__Task to complete__.
Report all lines from the entries below in which "тонкие" appears.

Begin Source records

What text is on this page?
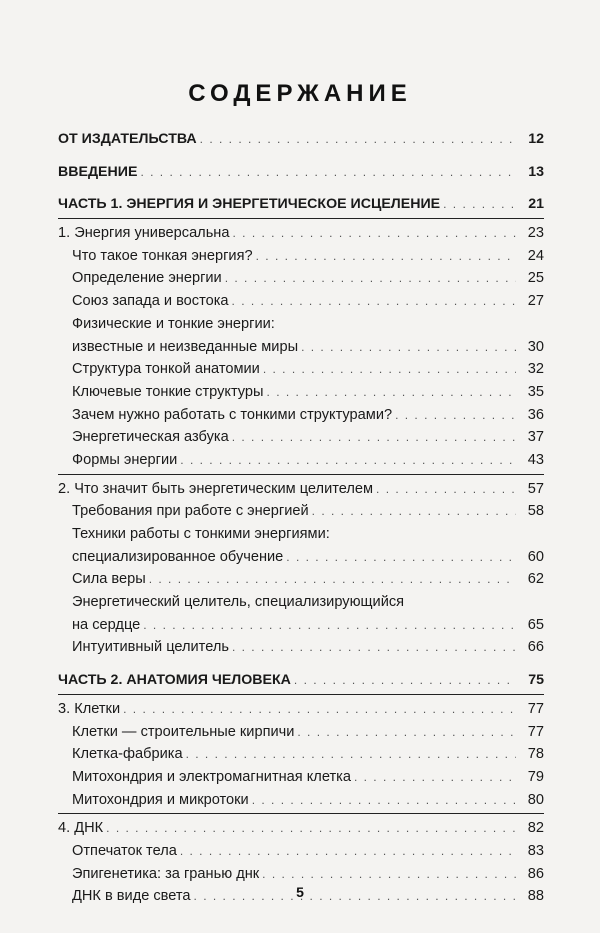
СОДЕРЖАНИЕ
ОТ ИЗДАТЕЛЬСТВА . . .	12
ВВЕДЕНИЕ . . .	13
ЧАСТЬ 1. ЭНЕРГИЯ И ЭНЕРГЕТИЧЕСКОЕ ИСЦЕЛЕНИЕ . . .	21
1. Энергия универсальна . . .	23
Что такое тонкая энергия? . . .	24
Определение энергии . . .	25
Союз запада и востока . . .	27
Физические и тонкие энергии:
известные и неизведанные миры . . .	30
Структура тонкой анатомии . . .	32
Ключевые тонкие структуры . . .	35
Зачем нужно работать с тонкими структурами? . . .	36
Энергетическая азбука . . .	37
Формы энергии . . .	43
2. Что значит быть энергетическим целителем . . .	57
Требования при работе с энергией . . .	58
Техники работы с тонкими энергиями:
специализированное обучение . . .	60
Сила веры . . .	62
Энергетический целитель, специализирующийся
на сердце . . .	65
Интуитивный целитель . . .	66
ЧАСТЬ 2. АНАТОМИЯ ЧЕЛОВЕКА . . .	75
3. Клетки . . .	77
Клетки — строительные кирпичи . . .	77
Клетка-фабрика . . .	78
Митохондрия и электромагнитная клетка . . .	79
Митохондрия и микротоки . . .	80
4. ДНК . . .	82
Отпечаток тела . . .	83
Эпигенетика: за гранью днк . . .	86
ДНК в виде света . . .	88
5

End Source records

__Written response__.
Физические и тонкие энергии:
Ключевые тонкие структуры . . .	35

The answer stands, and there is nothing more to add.